## [PROVIDED INFORMATION]

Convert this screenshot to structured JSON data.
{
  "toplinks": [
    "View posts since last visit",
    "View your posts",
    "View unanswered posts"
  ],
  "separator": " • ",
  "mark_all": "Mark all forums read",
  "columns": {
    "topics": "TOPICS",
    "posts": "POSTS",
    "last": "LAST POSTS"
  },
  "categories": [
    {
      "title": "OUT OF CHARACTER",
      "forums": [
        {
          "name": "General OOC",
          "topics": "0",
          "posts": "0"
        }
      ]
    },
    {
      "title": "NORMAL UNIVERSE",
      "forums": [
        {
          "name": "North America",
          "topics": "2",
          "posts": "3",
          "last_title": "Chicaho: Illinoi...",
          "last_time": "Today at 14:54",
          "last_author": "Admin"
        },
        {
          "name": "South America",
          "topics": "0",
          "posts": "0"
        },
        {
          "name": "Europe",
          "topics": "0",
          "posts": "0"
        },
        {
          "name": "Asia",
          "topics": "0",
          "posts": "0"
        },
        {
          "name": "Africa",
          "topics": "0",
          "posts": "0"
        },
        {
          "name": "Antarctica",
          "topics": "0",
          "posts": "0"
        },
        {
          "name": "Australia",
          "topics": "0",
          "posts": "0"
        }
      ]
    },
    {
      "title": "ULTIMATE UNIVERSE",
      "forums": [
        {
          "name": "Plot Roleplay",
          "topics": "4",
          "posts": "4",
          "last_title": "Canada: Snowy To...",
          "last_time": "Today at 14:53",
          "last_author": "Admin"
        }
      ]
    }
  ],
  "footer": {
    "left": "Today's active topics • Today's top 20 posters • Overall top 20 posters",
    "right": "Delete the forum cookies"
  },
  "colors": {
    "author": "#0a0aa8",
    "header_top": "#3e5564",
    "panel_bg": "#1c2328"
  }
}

## [GIVEN EXERCISE]
Find how many lines include the string "name" and report that number alone.

## [TASK RESPONSE]
9